> **Source excerpt**:
^^^^
Oh good, I was getting worried - I have never used or heard pop or soda


----------



## Nekomata (Feb 3, 2012)

Soft drinks. That's what we British folk call it here~ XD


----------



## Milco (Dec 12, 2009)

It's "sodavand" in Danish (lit. "Soda water"), so I've just always called it "soda" in English.


----------



## BobbyByThePound (Apr 4, 2012)

its coke
IMO the best coke is Sprite


----------



## northstar1991 (Oct 4, 2011)

I say soda


----------



## kosherpiggy (Apr 7, 2010)

anything but soda sounds weird


----------



## CopadoMexicano (Aug 21, 2004)

egg nog


----------



## Bbpuff (Sep 1, 2010)

Both. I always said pop as a kid, my dad is from Minnesota so I was used to saying pop around the house. But everyone uses soda where I'm from. When I started going to school, I heard more and more kids say soda so eventually I changed. I tend to throw both words around now a'days.


----------



## Tacos (Aug 25, 2011)

I call it soda. Parents call it coke.


----------



## NomadChild (Apr 30, 2012)
^^^^
> **Material provided**:
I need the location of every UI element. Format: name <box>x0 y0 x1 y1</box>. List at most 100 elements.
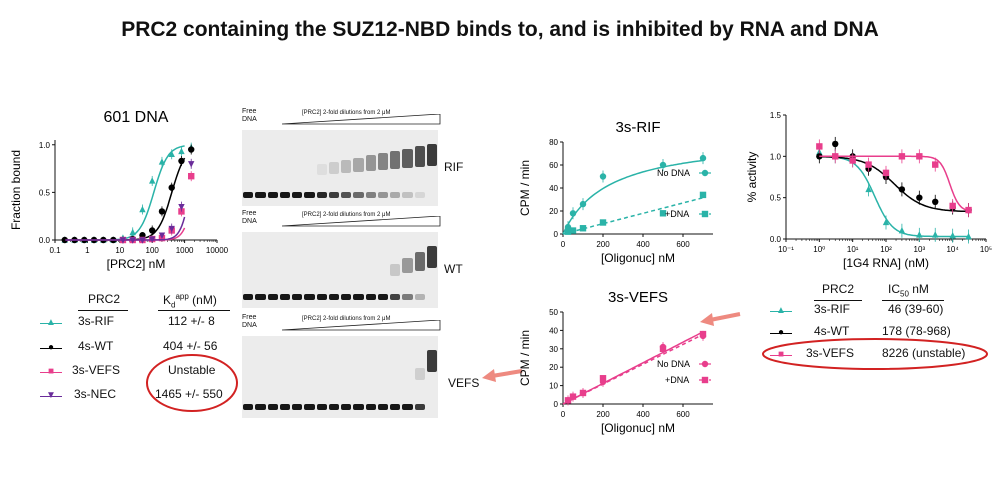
ic50-header-ic: IC <box>888 282 900 296</box>
binding-header-kd: Kdapp (nM) <box>163 292 217 309</box>
red-ellipse <box>146 354 238 412</box>
binding-row-name: 4s-WT <box>78 339 114 353</box>
legend-line-vefs <box>40 372 62 373</box>
binding-header-prc2: PRC2 <box>88 292 121 306</box>
data-point-rif <box>965 232 972 240</box>
gel-band-free <box>243 192 254 198</box>
ic50-row-value: 8226 (unstable) <box>882 346 966 360</box>
gel-band-free <box>353 404 364 410</box>
y-axis-label: Fraction bound <box>9 150 23 230</box>
data-point-plus-dna <box>599 219 607 226</box>
dilution-wedge-icon <box>282 114 441 125</box>
data-point-rif <box>932 231 939 238</box>
ic50-header-units: nM <box>908 282 929 296</box>
x-tick-label: 10² <box>880 245 892 254</box>
dilution-wedge-icon <box>282 320 441 331</box>
gel-band-free <box>316 294 327 300</box>
ic50-row-name: 3s-RIF <box>814 302 850 316</box>
x-tick-label: 10⁵ <box>980 245 992 254</box>
data-point-rif <box>949 231 956 239</box>
legend-line-wt <box>770 333 792 334</box>
gel-band-shifted <box>402 257 413 274</box>
fit-line-plus-dna <box>562 197 704 235</box>
y-tick-label: 50 <box>549 308 558 317</box>
x-tick-label: 1 <box>85 246 90 255</box>
gel-band-free <box>365 192 376 198</box>
legend-line-vefs <box>770 355 792 356</box>
y-tick-label: 40 <box>549 326 558 335</box>
chart-3s-rif-activity: 0 200 400 600 0 20 40 60 80 3s-RIF [Oligonuc] nM CP… <box>518 119 713 265</box>
y-tick-label: 30 <box>549 345 558 354</box>
data-point-nec <box>158 232 166 239</box>
gel-band-free <box>427 192 437 198</box>
data-point-nec <box>129 237 136 244</box>
highlight-ellipse-ic50 <box>762 338 988 370</box>
gel-band-free <box>316 404 327 410</box>
data-point-vefs <box>816 143 823 150</box>
fit-line-plus-dna <box>562 333 704 405</box>
free-dna-label: Free DNA <box>242 210 257 226</box>
gel-band-shifted <box>426 144 437 166</box>
x-tick-label: 400 <box>636 240 650 249</box>
y-tick-label: 40 <box>549 184 558 193</box>
gel-band-free <box>267 294 278 300</box>
gel-band-free <box>255 294 266 300</box>
binding-row-value: 1465 +/- 550 <box>155 387 223 401</box>
x-tick-label: 10000 <box>206 246 229 255</box>
gel-band-shifted <box>426 350 437 372</box>
data-point-wt <box>832 140 839 148</box>
binding-row-nec: ▼ 3s-NEC 1465 +/- 550 <box>40 387 240 405</box>
gel-band-free <box>341 192 352 198</box>
gel-band-shifted <box>341 159 352 174</box>
triangle-down-marker-icon: ▼ <box>46 390 56 401</box>
x-tick-label: 10 <box>115 246 124 255</box>
y-tick-label: 60 <box>549 161 558 170</box>
gel-band-free <box>427 404 437 410</box>
data-point-plus-dna <box>579 225 587 232</box>
y-axis-label: % activity <box>745 152 759 203</box>
fit-curve-vefs <box>819 155 970 212</box>
fit-curve-rif <box>65 145 185 241</box>
free-label-line1: Free <box>242 210 257 217</box>
y-tick-label: 0 <box>554 230 559 239</box>
free-label-line1: Free <box>242 314 257 321</box>
data-point-rif <box>139 205 146 213</box>
data-point-vefs <box>188 172 195 180</box>
x-tick-label: 10⁰ <box>813 245 825 254</box>
gel-band-free <box>292 192 303 198</box>
binding-header-sup: app <box>175 292 189 301</box>
gel-band-shifted <box>353 157 364 173</box>
square-marker-icon: ■ <box>47 366 55 377</box>
binding-header-units: (nM) <box>188 293 217 307</box>
x-tick-label: 10³ <box>914 245 926 254</box>
data-point-wt <box>188 146 195 153</box>
ic50-row-wt: ● 4s-WT 178 (78-968) <box>770 324 980 342</box>
x-tick-label: 10⁴ <box>946 245 959 254</box>
data-point-vefs <box>849 157 856 164</box>
dilution-label: [PRC2] 2-fold dilutions from 2 μM <box>302 316 391 322</box>
x-tick-label: 400 <box>636 410 650 419</box>
data-point-plus-dna <box>699 330 707 338</box>
binding-header-k: K <box>163 293 172 307</box>
binding-row-name: 3s-VEFS <box>72 363 121 377</box>
data-point-vefs <box>898 153 906 160</box>
free-dna-label: Free DNA <box>242 108 257 124</box>
dilution-label: [PRC2] 2-fold dilutions from 2 μM <box>302 212 391 218</box>
y-tick-label: 0.5 <box>770 194 782 203</box>
data-point-wt <box>916 194 923 201</box>
gel-band-shifted <box>414 251 425 271</box>
x-tick-label: 600 <box>676 240 690 249</box>
binding-row-name: 3s-RIF <box>78 314 114 328</box>
ic50-header-sub: 50 <box>900 289 909 299</box>
free-label-line2: DNA <box>242 116 257 123</box>
data-point-plus-dna <box>564 397 572 404</box>
gel-image-vefs <box>242 336 438 418</box>
free-dna-label: Free DNA <box>242 314 257 330</box>
gel-band-free <box>304 294 315 300</box>
y-axis-label: CPM / min <box>518 160 532 216</box>
x-tick-label: 200 <box>596 410 610 419</box>
chart-title: 3s-RIF <box>616 119 661 136</box>
data-point-wt <box>932 198 939 205</box>
x-axis-label: [PRC2] nM <box>107 257 166 271</box>
data-point-no-dna <box>699 154 707 162</box>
^^^^
> **Instructions**:
a – Copy the forum thread on what to call soft drinks word for word.
b – Write out the listing from the line with "ic50-header-ic: IC <box>888 282 900 296</box>" to the line with "gel-band-free <box>316 294 327 300</box>", both included, and nothing more.
The forum thread and the listing come from unrelated sources.

> **Results for the exercise**:
a –
Oh good, I was getting worried - I have never used or heard pop or soda


----------



## Nekomata (Feb 3, 2012)

Soft drinks. That's what we British folk call it here~ XD


----------



## Milco (Dec 12, 2009)

It's "sodavand" in Danish (lit. "Soda water"), so I've just always called it "soda" in English.


----------



## BobbyByThePound (Apr 4, 2012)

its coke
IMO the best coke is Sprite


----------



## northstar1991 (Oct 4, 2011)

I say soda


----------



## kosherpiggy (Apr 7, 2010)

anything but soda sounds weird


----------



## CopadoMexicano (Aug 21, 2004)

egg nog


----------



## Bbpuff (Sep 1, 2010)

Both. I always said pop as a kid, my dad is from Minnesota so I was used to saying pop around the house. But everyone uses soda where I'm from. When I started going to school, I heard more and more kids say soda so eventually I changed. I tend to throw both words around now a'days.


----------



## Tacos (Aug 25, 2011)

I call it soda. Parents call it coke.


----------



## NomadChild (Apr 30, 2012)

b –
ic50-header-ic: IC <box>888 282 900 296</box>
binding-header-kd: Kdapp (nM) <box>163 292 217 309</box>
red-ellipse <box>146 354 238 412</box>
binding-row-name: 4s-WT <box>78 339 114 353</box>
legend-line-vefs <box>40 372 62 373</box>
binding-header-prc2: PRC2 <box>88 292 121 306</box>
data-point-rif <box>965 232 972 240</box>
gel-band-free <box>243 192 254 198</box>
ic50-row-value: 8226 (unstable) <box>882 346 966 360</box>
gel-band-free <box>353 404 364 410</box>
y-axis-label: Fraction bound <box>9 150 23 230</box>
data-point-plus-dna <box>599 219 607 226</box>
dilution-wedge-icon <box>282 114 441 125</box>
data-point-rif <box>932 231 939 238</box>
ic50-header-units: nM <box>908 282 929 296</box>
x-tick-label: 10² <box>880 245 892 254</box>
dilution-wedge-icon <box>282 320 441 331</box>
gel-band-free <box>316 294 327 300</box>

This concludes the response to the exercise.